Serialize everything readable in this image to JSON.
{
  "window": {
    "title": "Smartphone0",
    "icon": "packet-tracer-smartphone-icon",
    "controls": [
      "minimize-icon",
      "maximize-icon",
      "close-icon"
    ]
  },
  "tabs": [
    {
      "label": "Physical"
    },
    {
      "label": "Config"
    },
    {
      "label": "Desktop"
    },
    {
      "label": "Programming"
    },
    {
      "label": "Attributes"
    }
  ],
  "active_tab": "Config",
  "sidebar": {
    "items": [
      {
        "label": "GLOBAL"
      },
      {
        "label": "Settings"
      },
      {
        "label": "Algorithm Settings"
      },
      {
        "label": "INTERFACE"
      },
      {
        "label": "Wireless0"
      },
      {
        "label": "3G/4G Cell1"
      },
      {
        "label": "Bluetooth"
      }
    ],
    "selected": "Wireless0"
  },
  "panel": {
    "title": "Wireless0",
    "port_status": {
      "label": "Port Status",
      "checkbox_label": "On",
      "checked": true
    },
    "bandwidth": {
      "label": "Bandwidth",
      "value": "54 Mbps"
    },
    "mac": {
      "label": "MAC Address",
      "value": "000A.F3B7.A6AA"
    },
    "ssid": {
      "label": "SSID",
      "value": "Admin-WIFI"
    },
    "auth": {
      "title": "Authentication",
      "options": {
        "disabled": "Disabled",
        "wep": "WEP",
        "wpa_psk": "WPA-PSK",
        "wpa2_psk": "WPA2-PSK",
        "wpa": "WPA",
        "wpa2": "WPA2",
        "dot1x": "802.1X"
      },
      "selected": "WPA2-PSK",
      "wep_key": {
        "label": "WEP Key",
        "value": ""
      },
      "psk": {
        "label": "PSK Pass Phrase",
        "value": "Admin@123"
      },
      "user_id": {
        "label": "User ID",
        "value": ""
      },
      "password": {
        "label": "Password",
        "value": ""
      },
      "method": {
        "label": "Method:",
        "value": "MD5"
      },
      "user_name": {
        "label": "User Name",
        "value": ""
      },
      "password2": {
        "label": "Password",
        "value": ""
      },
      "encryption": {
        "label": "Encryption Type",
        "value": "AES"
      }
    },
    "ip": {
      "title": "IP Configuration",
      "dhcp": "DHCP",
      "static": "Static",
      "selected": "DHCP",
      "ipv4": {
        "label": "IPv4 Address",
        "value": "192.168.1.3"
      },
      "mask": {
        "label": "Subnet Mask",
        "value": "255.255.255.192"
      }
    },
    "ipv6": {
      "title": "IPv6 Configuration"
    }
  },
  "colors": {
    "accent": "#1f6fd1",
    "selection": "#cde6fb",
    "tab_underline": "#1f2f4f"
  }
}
───
Nothing should be left out: return all of the records exactly.

* **WORKED ANSWER**:
Serialize everything readable in this image to JSON.
{
  "window": {
    "title": "Smartphone0",
    "icon": "packet-tracer-smartphone-icon",
    "controls": [
      "minimize-icon",
      "maximize-icon",
      "close-icon"
    ]
  },
  "tabs": [
    {
      "label": "Physical"
    },
    {
      "label": "Config"
    },
    {
      "label": "Desktop"
    },
    {
      "label": "Programming"
    },
    {
      "label": "Attributes"
    }
  ],
  "active_tab": "Config",
  "sidebar": {
    "items": [
      {
        "label": "GLOBAL"
      },
      {
        "label": "Settings"
      },
      {
        "label": "Algorithm Settings"
      },
      {
        "label": "INTERFACE"
      },
      {
        "label": "Wireless0"
      },
      {
        "label": "3G/4G Cell1"
      },
      {
        "label": "Bluetooth"
      }
    ],
    "selected": "Wireless0"
  },
  "panel": {
    "title": "Wireless0",
    "port_status": {
      "label": "Port Status",
      "checkbox_label": "On",
      "checked": true
    },
    "bandwidth": {
      "label": "Bandwidth",
      "value": "54 Mbps"
    },
    "mac": {
      "label": "MAC Address",
      "value": "000A.F3B7.A6AA"
    },
    "ssid": {
      "label": "SSID",
      "value": "Admin-WIFI"
    },
    "auth": {
      "title": "Authentication",
      "options": {
        "disabled": "Disabled",
        "wep": "WEP",
        "wpa_psk": "WPA-PSK",
        "wpa2_psk": "WPA2-PSK",
        "wpa": "WPA",
        "wpa2": "WPA2",
        "dot1x": "802.1X"
      },
      "selected": "WPA2-PSK",
      "wep_key": {
        "label": "WEP Key",
        "value": ""
      },
      "psk": {
        "label": "PSK Pass Phrase",
        "value": "Admin@123"
      },
      "user_id": {
        "label": "User ID",
        "value": ""
      },
      "password": {
        "label": "Password",
        "value": ""
      },
      "method": {
        "label": "Method:",
        "value": "MD5"
      },
      "user_name": {
        "label": "User Name",
        "value": ""
      },
      "password2": {
        "label": "Password",
        "value": ""
      },
      "encryption": {
        "label": "Encryption Type",
        "value": "AES"
      }
    },
    "ip": {
      "title": "IP Configuration",
      "dhcp": "DHCP",
      "static": "Static",
      "selected": "DHCP",
      "ipv4": {
        "label": "IPv4 Address",
        "value": "192.168.1.3"
      },
      "mask": {
        "label": "Subnet Mask",
        "value": "255.255.255.192"
      }
    },
    "ipv6": {
      "title": "IPv6 Configuration"
    }
  },
  "colors": {
    "accent": "#1f6fd1",
    "selection": "#cde6fb",
    "tab_underline": "#1f2f4f"
  }
}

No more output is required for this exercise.